Every line of the material below must be repeated exactly.

## Begin SUPPLIED MATERIAL

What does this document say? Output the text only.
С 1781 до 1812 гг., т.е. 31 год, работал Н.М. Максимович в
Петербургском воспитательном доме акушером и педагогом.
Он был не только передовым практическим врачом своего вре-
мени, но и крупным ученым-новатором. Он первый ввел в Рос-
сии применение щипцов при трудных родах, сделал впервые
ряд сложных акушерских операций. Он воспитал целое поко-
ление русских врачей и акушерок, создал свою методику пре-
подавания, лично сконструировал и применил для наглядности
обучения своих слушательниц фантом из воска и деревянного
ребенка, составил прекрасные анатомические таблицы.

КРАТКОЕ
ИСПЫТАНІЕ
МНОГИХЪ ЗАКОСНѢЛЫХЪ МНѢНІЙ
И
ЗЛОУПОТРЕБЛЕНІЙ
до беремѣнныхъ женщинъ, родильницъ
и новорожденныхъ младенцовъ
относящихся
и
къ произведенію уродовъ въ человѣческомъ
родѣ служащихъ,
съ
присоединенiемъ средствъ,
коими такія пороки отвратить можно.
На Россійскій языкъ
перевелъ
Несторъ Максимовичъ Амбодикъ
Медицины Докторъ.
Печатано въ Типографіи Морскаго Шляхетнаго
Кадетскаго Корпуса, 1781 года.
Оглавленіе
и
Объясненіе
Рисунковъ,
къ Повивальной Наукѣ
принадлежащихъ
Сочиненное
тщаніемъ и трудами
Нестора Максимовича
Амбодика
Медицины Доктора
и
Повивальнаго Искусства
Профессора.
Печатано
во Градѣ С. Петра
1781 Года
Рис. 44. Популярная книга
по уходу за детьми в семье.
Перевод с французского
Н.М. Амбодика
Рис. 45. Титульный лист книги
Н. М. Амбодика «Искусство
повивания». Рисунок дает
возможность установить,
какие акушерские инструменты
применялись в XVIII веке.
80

## End SUPPLIED MATERIAL

◆ **TASK SOLUTION**:
What does this document say? Output the text only.
С 1781 до 1812 гг., т.е. 31 год, работал Н.М. Максимович в
Петербургском воспитательном доме акушером и педагогом.
Он был не только передовым практическим врачом своего вре-
мени, но и крупным ученым-новатором. Он первый ввел в Рос-
сии применение щипцов при трудных родах, сделал впервые
ряд сложных акушерских операций. Он воспитал целое поко-
ление русских врачей и акушерок, создал свою методику пре-
подавания, лично сконструировал и применил для наглядности
обучения своих слушательниц фантом из воска и деревянного
ребенка, составил прекрасные анатомические таблицы.

КРАТКОЕ
ИСПЫТАНІЕ
МНОГИХЪ ЗАКОСНѢЛЫХЪ МНѢНІЙ
И
ЗЛОУПОТРЕБЛЕНІЙ
до беремѣнныхъ женщинъ, родильницъ
и новорожденныхъ младенцовъ
относящихся
и
къ произведенію уродовъ въ человѣческомъ
родѣ служащихъ,
съ
присоединенiемъ средствъ,
коими такія пороки отвратить можно.
На Россійскій языкъ
перевелъ
Несторъ Максимовичъ Амбодикъ
Медицины Докторъ.
Печатано въ Типографіи Морскаго Шляхетнаго
Кадетскаго Корпуса, 1781 года.
Оглавленіе
и
Объясненіе
Рисунковъ,
къ Повивальной Наукѣ
принадлежащихъ
Сочиненное
тщаніемъ и трудами
Нестора Максимовича
Амбодика
Медицины Доктора
и
Повивальнаго Искусства
Профессора.
Печатано
во Градѣ С. Петра
1781 Года
Рис. 44. Популярная книга
по уходу за детьми в семье.
Перевод с французского
Н.М. Амбодика
Рис. 45. Титульный лист книги
Н. М. Амбодика «Искусство
повивания». Рисунок дает
возможность установить,
какие акушерские инструменты
применялись в XVIII веке.
80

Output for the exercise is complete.